§ Material:
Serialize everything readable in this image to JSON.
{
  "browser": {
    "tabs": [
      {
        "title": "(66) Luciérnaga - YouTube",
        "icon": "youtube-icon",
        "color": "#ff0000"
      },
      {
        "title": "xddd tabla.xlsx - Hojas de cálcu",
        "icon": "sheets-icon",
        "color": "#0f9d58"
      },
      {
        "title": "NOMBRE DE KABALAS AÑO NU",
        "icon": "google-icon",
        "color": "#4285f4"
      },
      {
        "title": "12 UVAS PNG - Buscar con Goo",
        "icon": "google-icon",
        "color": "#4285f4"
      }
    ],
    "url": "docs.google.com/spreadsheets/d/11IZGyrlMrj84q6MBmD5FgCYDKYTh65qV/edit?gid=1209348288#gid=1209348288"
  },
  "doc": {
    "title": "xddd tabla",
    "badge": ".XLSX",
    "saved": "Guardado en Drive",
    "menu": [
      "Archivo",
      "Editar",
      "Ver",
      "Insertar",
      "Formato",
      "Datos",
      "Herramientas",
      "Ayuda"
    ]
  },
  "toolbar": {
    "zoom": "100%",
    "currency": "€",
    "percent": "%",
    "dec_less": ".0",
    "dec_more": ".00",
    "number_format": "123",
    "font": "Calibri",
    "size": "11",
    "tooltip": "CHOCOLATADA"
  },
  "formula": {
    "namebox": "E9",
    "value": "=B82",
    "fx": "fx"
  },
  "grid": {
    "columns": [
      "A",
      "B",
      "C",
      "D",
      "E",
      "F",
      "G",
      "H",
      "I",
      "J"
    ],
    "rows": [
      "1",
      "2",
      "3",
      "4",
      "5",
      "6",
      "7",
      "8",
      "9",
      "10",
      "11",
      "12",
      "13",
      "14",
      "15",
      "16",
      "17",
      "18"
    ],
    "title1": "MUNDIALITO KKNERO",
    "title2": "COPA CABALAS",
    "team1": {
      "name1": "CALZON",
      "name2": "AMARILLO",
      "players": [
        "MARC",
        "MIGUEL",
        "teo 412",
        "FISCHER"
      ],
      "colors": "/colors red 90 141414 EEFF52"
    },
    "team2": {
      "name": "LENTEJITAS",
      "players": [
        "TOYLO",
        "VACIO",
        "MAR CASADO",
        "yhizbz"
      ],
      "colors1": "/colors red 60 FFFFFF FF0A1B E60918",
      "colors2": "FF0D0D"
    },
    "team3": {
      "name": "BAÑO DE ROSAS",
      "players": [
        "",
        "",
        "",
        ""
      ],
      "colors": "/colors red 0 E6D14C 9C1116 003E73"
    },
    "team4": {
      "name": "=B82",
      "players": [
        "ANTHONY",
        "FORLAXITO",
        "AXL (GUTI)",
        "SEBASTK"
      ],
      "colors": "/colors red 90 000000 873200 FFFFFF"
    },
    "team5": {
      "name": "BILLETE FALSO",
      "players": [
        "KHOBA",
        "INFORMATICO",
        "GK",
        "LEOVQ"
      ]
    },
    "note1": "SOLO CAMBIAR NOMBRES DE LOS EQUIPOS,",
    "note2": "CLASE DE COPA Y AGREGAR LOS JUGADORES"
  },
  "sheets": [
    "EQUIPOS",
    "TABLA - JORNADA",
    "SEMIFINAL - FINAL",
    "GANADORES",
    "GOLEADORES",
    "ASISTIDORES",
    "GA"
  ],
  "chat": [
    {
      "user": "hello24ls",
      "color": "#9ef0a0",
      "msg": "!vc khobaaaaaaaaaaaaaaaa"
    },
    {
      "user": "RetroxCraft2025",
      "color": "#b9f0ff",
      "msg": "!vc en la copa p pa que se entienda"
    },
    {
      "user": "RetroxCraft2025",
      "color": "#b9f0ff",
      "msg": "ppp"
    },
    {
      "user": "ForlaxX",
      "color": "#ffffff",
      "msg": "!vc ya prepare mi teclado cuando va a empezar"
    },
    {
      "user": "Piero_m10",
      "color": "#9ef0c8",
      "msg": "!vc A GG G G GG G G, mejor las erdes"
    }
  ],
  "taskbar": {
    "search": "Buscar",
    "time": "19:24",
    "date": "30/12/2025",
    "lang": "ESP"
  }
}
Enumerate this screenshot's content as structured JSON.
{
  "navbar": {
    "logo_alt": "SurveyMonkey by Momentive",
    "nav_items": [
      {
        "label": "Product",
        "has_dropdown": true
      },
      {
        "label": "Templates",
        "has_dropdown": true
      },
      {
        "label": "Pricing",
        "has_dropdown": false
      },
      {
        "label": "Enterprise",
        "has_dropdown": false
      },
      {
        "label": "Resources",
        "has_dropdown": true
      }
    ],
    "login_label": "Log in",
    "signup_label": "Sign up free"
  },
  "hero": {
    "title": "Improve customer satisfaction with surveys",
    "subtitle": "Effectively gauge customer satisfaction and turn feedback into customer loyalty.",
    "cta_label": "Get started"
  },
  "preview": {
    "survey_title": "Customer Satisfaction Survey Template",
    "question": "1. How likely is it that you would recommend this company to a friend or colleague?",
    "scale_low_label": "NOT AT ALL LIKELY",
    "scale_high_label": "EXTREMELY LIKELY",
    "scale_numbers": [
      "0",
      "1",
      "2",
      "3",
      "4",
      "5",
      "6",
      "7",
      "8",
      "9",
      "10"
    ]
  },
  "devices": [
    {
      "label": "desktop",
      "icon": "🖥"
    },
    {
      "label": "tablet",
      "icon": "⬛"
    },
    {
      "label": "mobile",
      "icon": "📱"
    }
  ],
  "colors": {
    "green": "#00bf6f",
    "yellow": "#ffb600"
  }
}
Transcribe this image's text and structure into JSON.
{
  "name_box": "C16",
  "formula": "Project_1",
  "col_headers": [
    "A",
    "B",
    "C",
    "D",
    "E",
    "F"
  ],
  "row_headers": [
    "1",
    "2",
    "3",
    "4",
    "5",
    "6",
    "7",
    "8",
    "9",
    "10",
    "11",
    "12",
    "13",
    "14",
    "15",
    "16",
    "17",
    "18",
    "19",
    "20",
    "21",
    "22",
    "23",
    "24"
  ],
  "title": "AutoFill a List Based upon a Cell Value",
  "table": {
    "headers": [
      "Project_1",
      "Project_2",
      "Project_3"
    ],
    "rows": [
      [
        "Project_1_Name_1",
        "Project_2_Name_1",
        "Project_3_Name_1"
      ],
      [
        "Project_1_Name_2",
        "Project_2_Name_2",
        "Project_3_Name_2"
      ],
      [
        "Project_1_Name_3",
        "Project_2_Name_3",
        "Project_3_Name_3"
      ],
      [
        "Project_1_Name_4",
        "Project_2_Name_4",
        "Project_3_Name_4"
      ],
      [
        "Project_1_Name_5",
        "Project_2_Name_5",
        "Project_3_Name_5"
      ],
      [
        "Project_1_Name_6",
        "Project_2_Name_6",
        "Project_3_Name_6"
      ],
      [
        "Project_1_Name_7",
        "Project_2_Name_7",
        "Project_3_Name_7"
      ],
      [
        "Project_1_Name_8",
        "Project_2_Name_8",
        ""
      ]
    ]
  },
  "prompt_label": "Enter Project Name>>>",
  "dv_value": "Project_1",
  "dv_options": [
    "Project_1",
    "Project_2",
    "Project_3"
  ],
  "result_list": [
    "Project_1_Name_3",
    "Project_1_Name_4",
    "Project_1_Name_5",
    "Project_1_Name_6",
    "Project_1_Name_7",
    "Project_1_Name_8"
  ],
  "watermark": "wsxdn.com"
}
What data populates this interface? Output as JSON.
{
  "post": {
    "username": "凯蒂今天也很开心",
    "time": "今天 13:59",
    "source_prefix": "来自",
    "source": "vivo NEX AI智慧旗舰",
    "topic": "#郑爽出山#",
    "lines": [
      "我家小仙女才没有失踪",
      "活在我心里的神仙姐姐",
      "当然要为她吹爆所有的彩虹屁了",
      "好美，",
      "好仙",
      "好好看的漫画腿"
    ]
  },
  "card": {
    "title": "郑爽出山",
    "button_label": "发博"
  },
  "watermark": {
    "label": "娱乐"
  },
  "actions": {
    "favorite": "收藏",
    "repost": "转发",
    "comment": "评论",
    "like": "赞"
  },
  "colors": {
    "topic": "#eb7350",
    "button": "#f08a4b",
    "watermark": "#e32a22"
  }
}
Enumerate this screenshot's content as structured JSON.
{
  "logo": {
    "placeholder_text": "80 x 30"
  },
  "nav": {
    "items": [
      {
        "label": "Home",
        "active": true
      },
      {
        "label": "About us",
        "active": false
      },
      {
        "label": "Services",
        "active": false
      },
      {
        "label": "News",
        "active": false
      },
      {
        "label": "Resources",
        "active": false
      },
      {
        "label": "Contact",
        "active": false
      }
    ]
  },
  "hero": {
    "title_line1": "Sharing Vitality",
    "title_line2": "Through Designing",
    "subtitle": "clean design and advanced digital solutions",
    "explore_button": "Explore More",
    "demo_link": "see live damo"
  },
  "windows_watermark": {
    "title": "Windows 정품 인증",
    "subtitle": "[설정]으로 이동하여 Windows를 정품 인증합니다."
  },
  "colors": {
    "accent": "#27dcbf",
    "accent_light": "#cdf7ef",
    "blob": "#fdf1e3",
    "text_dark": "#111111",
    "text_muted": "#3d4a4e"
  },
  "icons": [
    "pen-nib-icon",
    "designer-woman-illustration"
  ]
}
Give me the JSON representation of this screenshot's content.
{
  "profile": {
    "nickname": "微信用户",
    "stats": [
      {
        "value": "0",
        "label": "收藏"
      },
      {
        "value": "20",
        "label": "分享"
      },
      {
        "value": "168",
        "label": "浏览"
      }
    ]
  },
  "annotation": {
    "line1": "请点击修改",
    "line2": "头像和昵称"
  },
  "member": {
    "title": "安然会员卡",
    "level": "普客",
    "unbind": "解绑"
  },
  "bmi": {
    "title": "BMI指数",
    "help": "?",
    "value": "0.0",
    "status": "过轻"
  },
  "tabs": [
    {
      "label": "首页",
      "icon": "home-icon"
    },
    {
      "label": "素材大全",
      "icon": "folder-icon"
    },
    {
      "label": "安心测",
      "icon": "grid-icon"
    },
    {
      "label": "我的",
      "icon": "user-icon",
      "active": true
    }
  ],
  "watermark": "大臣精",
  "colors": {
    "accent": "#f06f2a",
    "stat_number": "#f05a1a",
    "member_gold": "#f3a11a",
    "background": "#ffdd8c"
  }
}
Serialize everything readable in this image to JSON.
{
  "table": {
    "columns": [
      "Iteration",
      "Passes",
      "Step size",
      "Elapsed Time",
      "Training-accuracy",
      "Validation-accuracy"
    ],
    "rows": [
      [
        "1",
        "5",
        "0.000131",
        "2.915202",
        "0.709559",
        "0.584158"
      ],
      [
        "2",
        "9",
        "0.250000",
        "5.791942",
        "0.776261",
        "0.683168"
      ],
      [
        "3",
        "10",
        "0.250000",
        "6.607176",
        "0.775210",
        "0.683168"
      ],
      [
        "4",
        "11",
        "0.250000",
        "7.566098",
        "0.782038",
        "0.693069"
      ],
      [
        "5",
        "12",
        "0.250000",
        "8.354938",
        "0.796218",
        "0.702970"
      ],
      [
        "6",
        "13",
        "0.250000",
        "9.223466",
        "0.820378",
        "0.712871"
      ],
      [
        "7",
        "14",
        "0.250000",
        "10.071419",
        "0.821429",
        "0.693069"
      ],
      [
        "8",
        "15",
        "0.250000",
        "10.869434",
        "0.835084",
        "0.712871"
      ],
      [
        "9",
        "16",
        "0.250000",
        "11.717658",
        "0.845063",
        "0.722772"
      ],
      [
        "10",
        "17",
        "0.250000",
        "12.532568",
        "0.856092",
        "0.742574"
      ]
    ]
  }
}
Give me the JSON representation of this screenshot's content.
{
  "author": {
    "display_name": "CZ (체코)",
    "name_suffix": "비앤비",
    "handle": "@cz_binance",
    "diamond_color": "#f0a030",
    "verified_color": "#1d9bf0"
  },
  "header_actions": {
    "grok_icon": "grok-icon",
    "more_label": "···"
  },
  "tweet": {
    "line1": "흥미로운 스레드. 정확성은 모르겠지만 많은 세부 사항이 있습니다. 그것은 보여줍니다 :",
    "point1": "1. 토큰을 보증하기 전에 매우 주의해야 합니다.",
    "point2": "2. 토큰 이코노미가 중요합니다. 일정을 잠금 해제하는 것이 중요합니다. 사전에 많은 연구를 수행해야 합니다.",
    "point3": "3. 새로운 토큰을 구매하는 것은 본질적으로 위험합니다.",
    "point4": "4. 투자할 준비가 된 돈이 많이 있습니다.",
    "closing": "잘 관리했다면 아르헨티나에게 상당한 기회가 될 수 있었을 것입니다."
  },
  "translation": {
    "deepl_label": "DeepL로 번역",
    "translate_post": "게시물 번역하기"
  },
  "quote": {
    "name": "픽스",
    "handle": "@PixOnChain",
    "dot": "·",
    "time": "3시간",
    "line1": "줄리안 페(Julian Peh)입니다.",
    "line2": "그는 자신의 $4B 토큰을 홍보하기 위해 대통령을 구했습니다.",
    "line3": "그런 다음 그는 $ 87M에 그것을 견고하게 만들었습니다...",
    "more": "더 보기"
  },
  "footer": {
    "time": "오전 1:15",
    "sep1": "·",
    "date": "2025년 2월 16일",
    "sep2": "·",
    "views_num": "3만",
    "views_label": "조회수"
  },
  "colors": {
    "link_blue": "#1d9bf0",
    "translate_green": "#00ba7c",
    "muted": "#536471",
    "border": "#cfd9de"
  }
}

§ Exercise brief:
Gather each line of the listing that holds the string "handle".

§ Task output:
    "handle": "@cz_binance",
    "handle": "@PixOnChain",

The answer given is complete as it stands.